BEGIN

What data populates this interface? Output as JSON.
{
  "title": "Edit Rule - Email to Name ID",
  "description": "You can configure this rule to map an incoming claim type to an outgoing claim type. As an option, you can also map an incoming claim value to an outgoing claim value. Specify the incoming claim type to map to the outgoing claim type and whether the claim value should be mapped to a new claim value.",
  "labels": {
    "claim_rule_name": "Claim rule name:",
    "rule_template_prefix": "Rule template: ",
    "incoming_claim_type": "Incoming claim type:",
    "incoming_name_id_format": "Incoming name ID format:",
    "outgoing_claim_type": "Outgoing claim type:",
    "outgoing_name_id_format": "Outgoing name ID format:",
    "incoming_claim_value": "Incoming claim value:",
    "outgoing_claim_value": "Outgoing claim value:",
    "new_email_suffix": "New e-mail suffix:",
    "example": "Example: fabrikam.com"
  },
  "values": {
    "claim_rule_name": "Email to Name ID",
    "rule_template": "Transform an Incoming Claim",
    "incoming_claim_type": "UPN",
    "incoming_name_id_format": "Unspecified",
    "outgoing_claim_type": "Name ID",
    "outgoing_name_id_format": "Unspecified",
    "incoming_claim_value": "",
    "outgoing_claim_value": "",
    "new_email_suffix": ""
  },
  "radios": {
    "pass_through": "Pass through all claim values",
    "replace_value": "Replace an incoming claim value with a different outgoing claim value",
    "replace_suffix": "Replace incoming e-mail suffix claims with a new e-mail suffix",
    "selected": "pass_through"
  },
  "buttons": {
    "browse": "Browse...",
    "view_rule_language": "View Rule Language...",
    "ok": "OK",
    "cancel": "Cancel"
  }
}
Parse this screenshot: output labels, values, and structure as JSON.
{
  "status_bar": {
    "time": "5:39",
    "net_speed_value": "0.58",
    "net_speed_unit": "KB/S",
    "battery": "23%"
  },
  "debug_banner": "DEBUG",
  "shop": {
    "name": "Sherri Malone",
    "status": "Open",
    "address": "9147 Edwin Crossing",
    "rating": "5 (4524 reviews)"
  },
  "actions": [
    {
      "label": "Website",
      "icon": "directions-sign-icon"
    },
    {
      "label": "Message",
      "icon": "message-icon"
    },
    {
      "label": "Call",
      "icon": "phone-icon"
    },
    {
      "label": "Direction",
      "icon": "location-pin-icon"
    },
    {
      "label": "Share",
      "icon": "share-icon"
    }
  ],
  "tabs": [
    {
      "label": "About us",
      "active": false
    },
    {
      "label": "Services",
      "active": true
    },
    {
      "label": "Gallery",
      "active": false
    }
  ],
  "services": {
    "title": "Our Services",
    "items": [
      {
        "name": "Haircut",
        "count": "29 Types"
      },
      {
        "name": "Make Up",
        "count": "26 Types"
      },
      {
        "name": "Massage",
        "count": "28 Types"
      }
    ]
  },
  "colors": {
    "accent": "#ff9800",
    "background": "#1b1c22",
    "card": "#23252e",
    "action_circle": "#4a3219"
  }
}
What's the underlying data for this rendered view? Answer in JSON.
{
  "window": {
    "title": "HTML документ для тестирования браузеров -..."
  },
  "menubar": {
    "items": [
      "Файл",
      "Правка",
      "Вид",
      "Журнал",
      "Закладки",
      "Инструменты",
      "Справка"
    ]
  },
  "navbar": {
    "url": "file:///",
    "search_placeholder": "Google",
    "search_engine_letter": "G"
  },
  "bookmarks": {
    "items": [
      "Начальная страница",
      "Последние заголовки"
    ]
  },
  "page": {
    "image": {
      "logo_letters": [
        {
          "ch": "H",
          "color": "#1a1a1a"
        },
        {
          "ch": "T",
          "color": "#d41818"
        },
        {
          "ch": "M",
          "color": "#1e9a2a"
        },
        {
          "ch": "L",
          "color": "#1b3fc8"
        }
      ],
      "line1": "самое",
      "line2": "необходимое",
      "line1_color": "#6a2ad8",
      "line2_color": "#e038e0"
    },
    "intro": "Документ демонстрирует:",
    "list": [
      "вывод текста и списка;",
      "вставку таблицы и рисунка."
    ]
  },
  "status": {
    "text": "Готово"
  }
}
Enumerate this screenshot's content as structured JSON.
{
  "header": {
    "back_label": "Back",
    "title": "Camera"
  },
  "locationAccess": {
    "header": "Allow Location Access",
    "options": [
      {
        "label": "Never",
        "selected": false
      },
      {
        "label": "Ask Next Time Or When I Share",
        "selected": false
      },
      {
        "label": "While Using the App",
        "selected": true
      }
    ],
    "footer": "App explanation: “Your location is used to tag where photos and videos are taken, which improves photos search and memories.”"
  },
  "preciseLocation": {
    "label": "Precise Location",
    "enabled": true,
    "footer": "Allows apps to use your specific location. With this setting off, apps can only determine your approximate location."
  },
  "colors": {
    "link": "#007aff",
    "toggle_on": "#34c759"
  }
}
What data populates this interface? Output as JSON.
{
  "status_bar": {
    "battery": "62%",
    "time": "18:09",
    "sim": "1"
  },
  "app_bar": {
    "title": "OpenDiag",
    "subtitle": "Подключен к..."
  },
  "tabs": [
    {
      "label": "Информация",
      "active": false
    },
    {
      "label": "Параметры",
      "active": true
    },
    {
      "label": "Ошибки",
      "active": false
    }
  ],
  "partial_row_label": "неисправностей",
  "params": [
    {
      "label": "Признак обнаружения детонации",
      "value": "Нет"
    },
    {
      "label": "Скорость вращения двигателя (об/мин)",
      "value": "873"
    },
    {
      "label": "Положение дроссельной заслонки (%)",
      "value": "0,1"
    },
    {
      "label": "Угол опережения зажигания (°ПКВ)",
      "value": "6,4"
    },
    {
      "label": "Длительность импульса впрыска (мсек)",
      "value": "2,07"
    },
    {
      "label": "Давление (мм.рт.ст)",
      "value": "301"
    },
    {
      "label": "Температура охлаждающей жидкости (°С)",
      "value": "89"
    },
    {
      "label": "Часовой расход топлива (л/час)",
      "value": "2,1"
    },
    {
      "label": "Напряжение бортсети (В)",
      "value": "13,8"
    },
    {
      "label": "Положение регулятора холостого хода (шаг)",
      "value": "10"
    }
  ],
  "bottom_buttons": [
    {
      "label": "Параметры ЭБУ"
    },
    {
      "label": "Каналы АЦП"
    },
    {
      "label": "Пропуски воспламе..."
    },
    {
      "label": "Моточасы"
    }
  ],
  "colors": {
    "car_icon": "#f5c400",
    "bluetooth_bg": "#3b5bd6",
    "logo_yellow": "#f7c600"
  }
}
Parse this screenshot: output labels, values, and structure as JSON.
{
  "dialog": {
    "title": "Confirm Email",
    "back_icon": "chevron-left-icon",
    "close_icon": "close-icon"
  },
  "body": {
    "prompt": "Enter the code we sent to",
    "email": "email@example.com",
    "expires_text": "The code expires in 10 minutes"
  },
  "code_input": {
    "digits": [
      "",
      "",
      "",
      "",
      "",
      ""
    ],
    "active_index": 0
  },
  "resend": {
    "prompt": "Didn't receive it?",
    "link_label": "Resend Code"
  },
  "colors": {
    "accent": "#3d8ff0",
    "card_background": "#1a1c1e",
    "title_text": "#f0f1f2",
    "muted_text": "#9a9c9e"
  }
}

END

The problem: Give an exact repetition of all the material.

Full answer:
What data populates this interface? Output as JSON.
{
  "title": "Edit Rule - Email to Name ID",
  "description": "You can configure this rule to map an incoming claim type to an outgoing claim type. As an option, you can also map an incoming claim value to an outgoing claim value. Specify the incoming claim type to map to the outgoing claim type and whether the claim value should be mapped to a new claim value.",
  "labels": {
    "claim_rule_name": "Claim rule name:",
    "rule_template_prefix": "Rule template: ",
    "incoming_claim_type": "Incoming claim type:",
    "incoming_name_id_format": "Incoming name ID format:",
    "outgoing_claim_type": "Outgoing claim type:",
    "outgoing_name_id_format": "Outgoing name ID format:",
    "incoming_claim_value": "Incoming claim value:",
    "outgoing_claim_value": "Outgoing claim value:",
    "new_email_suffix": "New e-mail suffix:",
    "example": "Example: fabrikam.com"
  },
  "values": {
    "claim_rule_name": "Email to Name ID",
    "rule_template": "Transform an Incoming Claim",
    "incoming_claim_type": "UPN",
    "incoming_name_id_format": "Unspecified",
    "outgoing_claim_type": "Name ID",
    "outgoing_name_id_format": "Unspecified",
    "incoming_claim_value": "",
    "outgoing_claim_value": "",
    "new_email_suffix": ""
  },
  "radios": {
    "pass_through": "Pass through all claim values",
    "replace_value": "Replace an incoming claim value with a different outgoing claim value",
    "replace_suffix": "Replace incoming e-mail suffix claims with a new e-mail suffix",
    "selected": "pass_through"
  },
  "buttons": {
    "browse": "Browse...",
    "view_rule_language": "View Rule Language...",
    "ok": "OK",
    "cancel": "Cancel"
  }
}
Parse this screenshot: output labels, values, and structure as JSON.
{
  "status_bar": {
    "time": "5:39",
    "net_speed_value": "0.58",
    "net_speed_unit": "KB/S",
    "battery": "23%"
  },
  "debug_banner": "DEBUG",
  "shop": {
    "name": "Sherri Malone",
    "status": "Open",
    "address": "9147 Edwin Crossing",
    "rating": "5 (4524 reviews)"
  },
  "actions": [
    {
      "label": "Website",
      "icon": "directions-sign-icon"
    },
    {
      "label": "Message",
      "icon": "message-icon"
    },
    {
      "label": "Call",
      "icon": "phone-icon"
    },
    {
      "label": "Direction",
      "icon": "location-pin-icon"
    },
    {
      "label": "Share",
      "icon": "share-icon"
    }
  ],
  "tabs": [
    {
      "label": "About us",
      "active": false
    },
    {
      "label": "Services",
      "active": true
    },
    {
      "label": "Gallery",
      "active": false
    }
  ],
  "services": {
    "title": "Our Services",
    "items": [
      {
        "name": "Haircut",
        "count": "29 Types"
      },
      {
        "name": "Make Up",
        "count": "26 Types"
      },
      {
        "name": "Massage",
        "count": "28 Types"
      }
    ]
  },
  "colors": {
    "accent": "#ff9800",
    "background": "#1b1c22",
    "card": "#23252e",
    "action_circle": "#4a3219"
  }
}
What's the underlying data for this rendered view? Answer in JSON.
{
  "window": {
    "title": "HTML документ для тестирования браузеров -..."
  },
  "menubar": {
    "items": [
      "Файл",
      "Правка",
      "Вид",
      "Журнал",
      "Закладки",
      "Инструменты",
      "Справка"
    ]
  },
  "navbar": {
    "url": "file:///",
    "search_placeholder": "Google",
    "search_engine_letter": "G"
  },
  "bookmarks": {
    "items": [
      "Начальная страница",
      "Последние заголовки"
    ]
  },
  "page": {
    "image": {
      "logo_letters": [
        {
          "ch": "H",
          "color": "#1a1a1a"
        },
        {
          "ch": "T",
          "color": "#d41818"
        },
        {
          "ch": "M",
          "color": "#1e9a2a"
        },
        {
          "ch": "L",
          "color": "#1b3fc8"
        }
      ],
      "line1": "самое",
      "line2": "необходимое",
      "line1_color": "#6a2ad8",
      "line2_color": "#e038e0"
    },
    "intro": "Документ демонстрирует:",
    "list": [
      "вывод текста и списка;",
      "вставку таблицы и рисунка."
    ]
  },
  "status": {
    "text": "Готово"
  }
}
Enumerate this screenshot's content as structured JSON.
{
  "header": {
    "back_label": "Back",
    "title": "Camera"
  },
  "locationAccess": {
    "header": "Allow Location Access",
    "options": [
      {
        "label": "Never",
        "selected": false
      },
      {
        "label": "Ask Next Time Or When I Share",
        "selected": false
      },
      {
        "label": "While Using the App",
        "selected": true
      }
    ],
    "footer": "App explanation: “Your location is used to tag where photos and videos are taken, which improves photos search and memories.”"
  },
  "preciseLocation": {
    "label": "Precise Location",
    "enabled": true,
    "footer": "Allows apps to use your specific location. With this setting off, apps can only determine your approximate location."
  },
  "colors": {
    "link": "#007aff",
    "toggle_on": "#34c759"
  }
}
What data populates this interface? Output as JSON.
{
  "status_bar": {
    "battery": "62%",
    "time": "18:09",
    "sim": "1"
  },
  "app_bar": {
    "title": "OpenDiag",
    "subtitle": "Подключен к..."
  },
  "tabs": [
    {
      "label": "Информация",
      "active": false
    },
    {
      "label": "Параметры",
      "active": true
    },
    {
      "label": "Ошибки",
      "active": false
    }
  ],
  "partial_row_label": "неисправностей",
  "params": [
    {
      "label": "Признак обнаружения детонации",
      "value": "Нет"
    },
    {
      "label": "Скорость вращения двигателя (об/мин)",
      "value": "873"
    },
    {
      "label": "Положение дроссельной заслонки (%)",
      "value": "0,1"
    },
    {
      "label": "Угол опережения зажигания (°ПКВ)",
      "value": "6,4"
    },
    {
      "label": "Длительность импульса впрыска (мсек)",
      "value": "2,07"
    },
    {
      "label": "Давление (мм.рт.ст)",
      "value": "301"
    },
    {
      "label": "Температура охлаждающей жидкости (°С)",
      "value": "89"
    },
    {
      "label": "Часовой расход топлива (л/час)",
      "value": "2,1"
    },
    {
      "label": "Напряжение бортсети (В)",
      "value": "13,8"
    },
    {
      "label": "Положение регулятора холостого хода (шаг)",
      "value": "10"
    }
  ],
  "bottom_buttons": [
    {
      "label": "Параметры ЭБУ"
    },
    {
      "label": "Каналы АЦП"
    },
    {
      "label": "Пропуски воспламе..."
    },
    {
      "label": "Моточасы"
    }
  ],
  "colors": {
    "car_icon": "#f5c400",
    "bluetooth_bg": "#3b5bd6",
    "logo_yellow": "#f7c600"
  }
}
Parse this screenshot: output labels, values, and structure as JSON.
{
  "dialog": {
    "title": "Confirm Email",
    "back_icon": "chevron-left-icon",
    "close_icon": "close-icon"
  },
  "body": {
    "prompt": "Enter the code we sent to",
    "email": "email@example.com",
    "expires_text": "The code expires in 10 minutes"
  },
  "code_input": {
    "digits": [
      "",
      "",
      "",
      "",
      "",
      ""
    ],
    "active_index": 0
  },
  "resend": {
    "prompt": "Didn't receive it?",
    "link_label": "Resend Code"
  },
  "colors": {
    "accent": "#3d8ff0",
    "card_background": "#1a1c1e",
    "title_text": "#f0f1f2",
    "muted_text": "#9a9c9e"
  }
}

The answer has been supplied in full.